◆ Dataset extract:

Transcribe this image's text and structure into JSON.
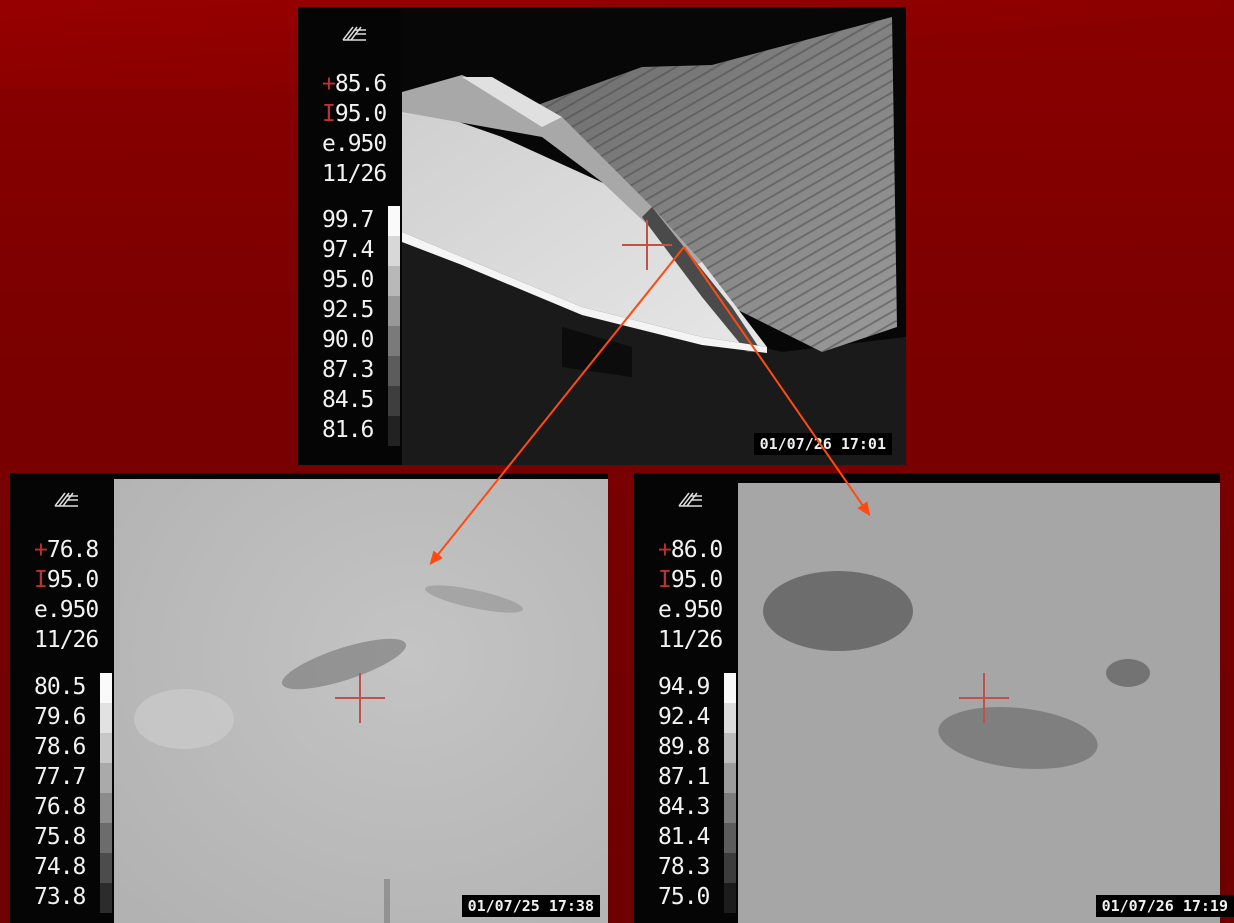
{
  "panels": {
    "top": {
      "spot": "+85.6",
      "level": "I95.0",
      "emissivity": "e.950",
      "date_code": "11/26",
      "scale": [
        "99.7",
        "97.4",
        "95.0",
        "92.5",
        "90.0",
        "87.3",
        "84.5",
        "81.6"
      ],
      "timestamp": "01/07/26 17:01"
    },
    "bottom_left": {
      "spot": "+76.8",
      "level": "I95.0",
      "emissivity": "e.950",
      "date_code": "11/26",
      "scale": [
        "80.5",
        "79.6",
        "78.6",
        "77.7",
        "76.8",
        "75.8",
        "74.8",
        "73.8"
      ],
      "timestamp": "01/07/25 17:38"
    },
    "bottom_right": {
      "spot": "+86.0",
      "level": "I95.0",
      "emissivity": "e.950",
      "date_code": "11/26",
      "scale": [
        "94.9",
        "92.4",
        "89.8",
        "87.1",
        "84.3",
        "81.4",
        "78.3",
        "75.0"
      ],
      "timestamp": "01/07/26 17:19"
    }
  },
  "colors": {
    "background": "#7a0000",
    "arrow": "#ff4a10",
    "crosshair": "#c0514a"
  },
  "icons": {
    "camera_logo": "logo-icon",
    "crosshair": "crosshair-icon"
  }
}
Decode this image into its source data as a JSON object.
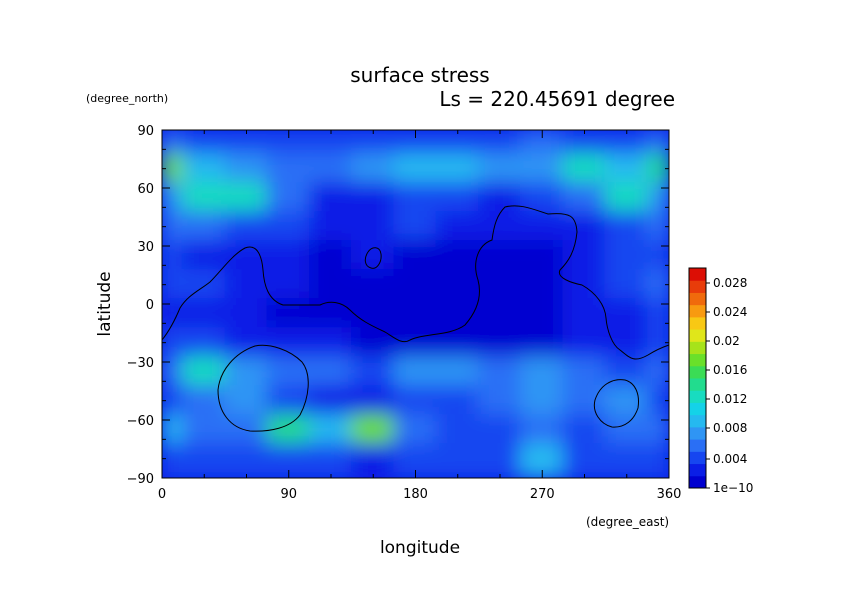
{
  "chart_data": {
    "type": "heatmap",
    "title": "surface stress",
    "subtitle": "Ls = 220.45691 degree",
    "xlabel": "longitude",
    "ylabel": "latitude",
    "x_unit": "(degree_east)",
    "y_unit": "(degree_north)",
    "xlim": [
      0,
      360
    ],
    "ylim": [
      -90,
      90
    ],
    "x_ticks": [
      "0",
      "90",
      "180",
      "270",
      "360"
    ],
    "y_ticks": [
      "90",
      "60",
      "30",
      "0",
      "−30",
      "−60",
      "−90"
    ],
    "colorbar": {
      "min": 1e-10,
      "max": 0.03,
      "labels": [
        "0.028",
        "0.024",
        "0.02",
        "0.016",
        "0.012",
        "0.008",
        "0.004",
        "1e−10"
      ],
      "colors": [
        "#0000d0",
        "#0a1ee6",
        "#1646f0",
        "#2a6ff5",
        "#2f95f4",
        "#25b9f0",
        "#14d2e8",
        "#18dcc0",
        "#22dc8e",
        "#3bdc55",
        "#6ae02a",
        "#a7e31a",
        "#e0e61a",
        "#f8c814",
        "#f89a10",
        "#f06a0c",
        "#e83c0a",
        "#dc0e05"
      ]
    },
    "x": [
      0,
      30,
      60,
      90,
      120,
      150,
      180,
      210,
      240,
      270,
      300,
      330,
      360
    ],
    "y": [
      85,
      70,
      55,
      40,
      25,
      10,
      -5,
      -20,
      -35,
      -50,
      -65,
      -80
    ],
    "z": [
      [
        0.006,
        0.005,
        0.004,
        0.005,
        0.005,
        0.004,
        0.004,
        0.005,
        0.005,
        0.006,
        0.005,
        0.004,
        0.006
      ],
      [
        0.018,
        0.01,
        0.007,
        0.006,
        0.006,
        0.008,
        0.01,
        0.009,
        0.007,
        0.008,
        0.012,
        0.01,
        0.014
      ],
      [
        0.008,
        0.012,
        0.013,
        0.006,
        0.003,
        0.003,
        0.004,
        0.004,
        0.003,
        0.004,
        0.006,
        0.012,
        0.008
      ],
      [
        0.006,
        0.006,
        0.004,
        0.004,
        0.002,
        0.002,
        0.004,
        0.003,
        0.002,
        0.002,
        0.003,
        0.004,
        0.006
      ],
      [
        0.004,
        0.003,
        0.003,
        0.002,
        0.001,
        0.002,
        0.001,
        0.001,
        0.001,
        0.001,
        0.002,
        0.005,
        0.005
      ],
      [
        0.004,
        0.004,
        0.003,
        0.002,
        0.001,
        0.001,
        0.001,
        0.001,
        0.001,
        0.001,
        0.002,
        0.004,
        0.006
      ],
      [
        0.003,
        0.003,
        0.002,
        0.001,
        0.001,
        0.001,
        0.001,
        0.001,
        0.001,
        0.001,
        0.002,
        0.003,
        0.004
      ],
      [
        0.004,
        0.004,
        0.003,
        0.002,
        0.002,
        0.001,
        0.001,
        0.001,
        0.001,
        0.001,
        0.002,
        0.003,
        0.004
      ],
      [
        0.006,
        0.012,
        0.008,
        0.006,
        0.006,
        0.005,
        0.008,
        0.007,
        0.006,
        0.007,
        0.006,
        0.005,
        0.006
      ],
      [
        0.004,
        0.006,
        0.007,
        0.004,
        0.003,
        0.003,
        0.004,
        0.004,
        0.006,
        0.007,
        0.006,
        0.008,
        0.005
      ],
      [
        0.009,
        0.006,
        0.006,
        0.014,
        0.01,
        0.018,
        0.006,
        0.005,
        0.004,
        0.006,
        0.004,
        0.006,
        0.006
      ],
      [
        0.005,
        0.004,
        0.004,
        0.004,
        0.004,
        0.003,
        0.004,
        0.005,
        0.005,
        0.01,
        0.005,
        0.004,
        0.004
      ]
    ]
  }
}
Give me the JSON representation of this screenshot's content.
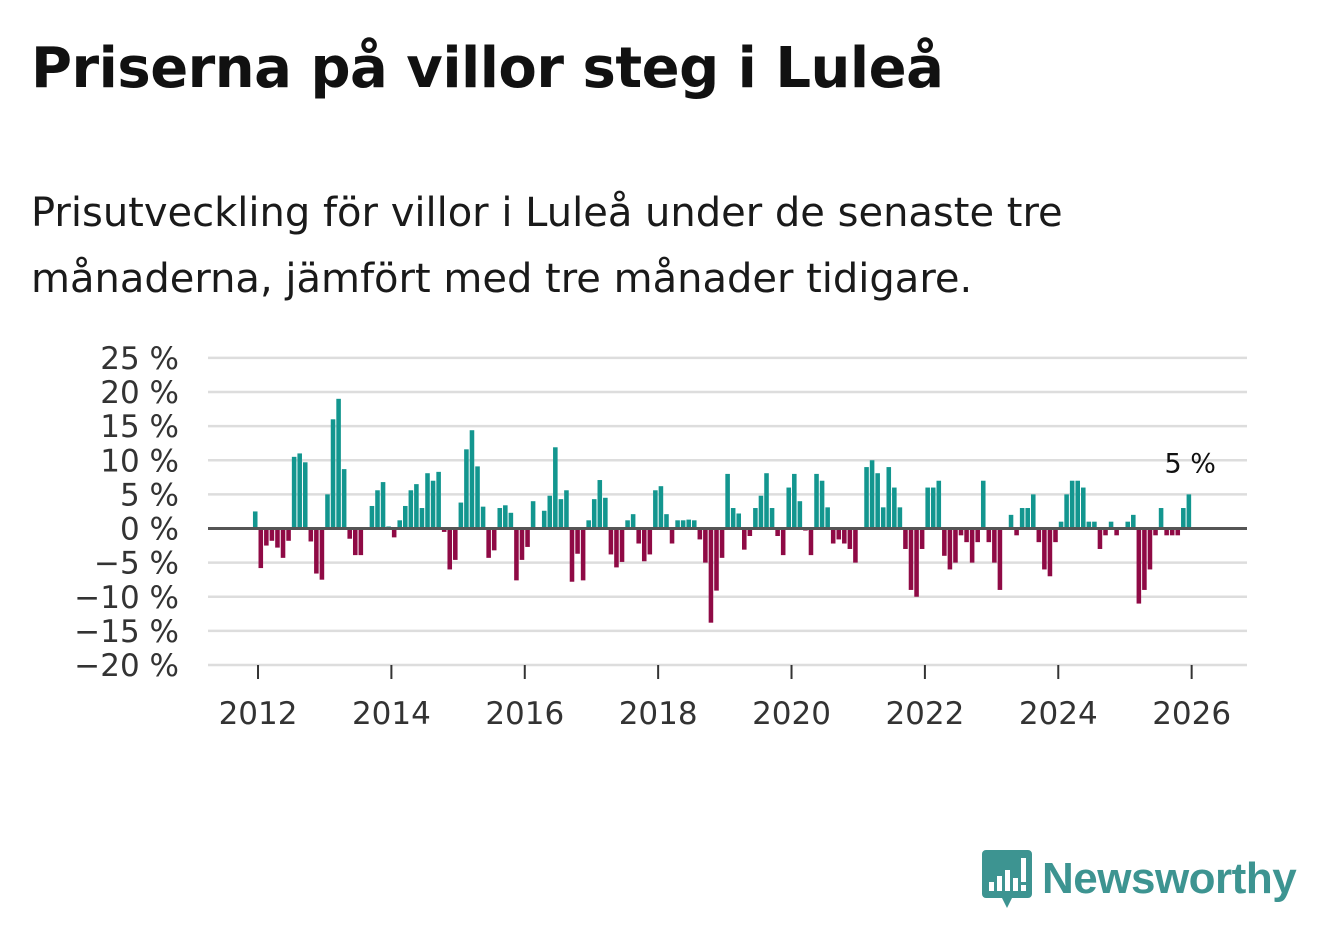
{
  "title": "Priserna på villor steg i Luleå",
  "subtitle": "Prisutveckling för villor i Luleå under de senaste tre månaderna, jämfört med tre månader tidigare.",
  "brand": {
    "name": "Newsworthy",
    "icon": "newsworthy-logo-icon",
    "color": "#3d9491"
  },
  "colors": {
    "positive": "#13968f",
    "negative": "#8f0a45",
    "zero_line": "#555555",
    "grid": "#dddddd"
  },
  "chart_data": {
    "type": "bar",
    "title": "Priserna på villor steg i Luleå",
    "xlabel": "",
    "ylabel": "",
    "ylim": [
      -20,
      25
    ],
    "y_ticks": [
      -20,
      -15,
      -10,
      -5,
      0,
      5,
      10,
      15,
      20,
      25
    ],
    "y_tick_labels": [
      "−20 %",
      "−15 %",
      "−10 %",
      "−5 %",
      "0 %",
      "5 %",
      "10 %",
      "15 %",
      "20 %",
      "25 %"
    ],
    "x_ticks": [
      2012,
      2014,
      2016,
      2018,
      2020,
      2022,
      2024,
      2026
    ],
    "x_tick_labels": [
      "2012",
      "2014",
      "2016",
      "2018",
      "2020",
      "2022",
      "2024",
      "2026"
    ],
    "x_range": [
      2011.25,
      2026.83
    ],
    "grid": true,
    "start": {
      "year": 2011,
      "month": 12
    },
    "annotation": {
      "text": "5 %",
      "target": "last"
    },
    "values": [
      2.5,
      -5.8,
      -2.5,
      -1.8,
      -2.8,
      -4.3,
      -1.8,
      10.5,
      11.0,
      9.7,
      -1.9,
      -6.6,
      -7.5,
      5.0,
      16.0,
      19.0,
      8.7,
      -1.5,
      -3.9,
      -3.9,
      0.1,
      3.3,
      5.6,
      6.8,
      0.3,
      -1.3,
      1.2,
      3.3,
      5.6,
      6.5,
      3.0,
      8.1,
      7.0,
      8.3,
      -0.5,
      -6.0,
      -4.6,
      3.8,
      11.6,
      14.4,
      9.1,
      3.2,
      -4.3,
      -3.2,
      3.0,
      3.4,
      2.3,
      -7.6,
      -4.6,
      -2.7,
      4.0,
      0.2,
      2.6,
      4.8,
      11.9,
      4.3,
      5.6,
      -7.8,
      -3.7,
      -7.6,
      1.2,
      4.3,
      7.1,
      4.5,
      -3.8,
      -5.7,
      -4.9,
      1.2,
      2.1,
      -2.2,
      -4.8,
      -3.8,
      5.6,
      6.2,
      2.1,
      -2.2,
      1.2,
      1.2,
      1.3,
      1.2,
      -1.6,
      -5.0,
      -13.8,
      -9.1,
      -4.3,
      8.0,
      3.0,
      2.2,
      -3.1,
      -1.1,
      3.0,
      4.8,
      8.1,
      3.0,
      -1.1,
      -3.9,
      6.0,
      8.0,
      4.0,
      -0.3,
      -3.9,
      8.0,
      7.0,
      3.1,
      -2.2,
      -1.6,
      -2.2,
      -3.0,
      -5.0,
      0.1,
      9.0,
      10.0,
      8.1,
      3.1,
      9.0,
      6.0,
      3.1,
      -3.0,
      -9.0,
      -10.0,
      -3.0,
      6.0,
      6.0,
      7.0,
      -4.0,
      -6.0,
      -5.0,
      -1.0,
      -2.0,
      -5.0,
      -2.0,
      7.0,
      -2.0,
      -5.0,
      -9.0,
      0.1,
      2.0,
      -1.0,
      3.0,
      3.0,
      5.0,
      -2.0,
      -6.0,
      -7.0,
      -2.0,
      1.0,
      5.0,
      7.0,
      7.0,
      6.0,
      1.0,
      1.0,
      -3.0,
      -1.0,
      1.0,
      -1.0,
      0.1,
      1.0,
      2.0,
      -11.0,
      -9.0,
      -6.0,
      -1.0,
      3.0,
      -1.0,
      -1.0,
      -1.0,
      3.0,
      5.0
    ]
  }
}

◆ Aim: In the material above, find each line that contains the word "into", and select it.

◆ The completed task:
Transcribe this image's text and structure into JSON.
Decode this image into its source data as a JSON object.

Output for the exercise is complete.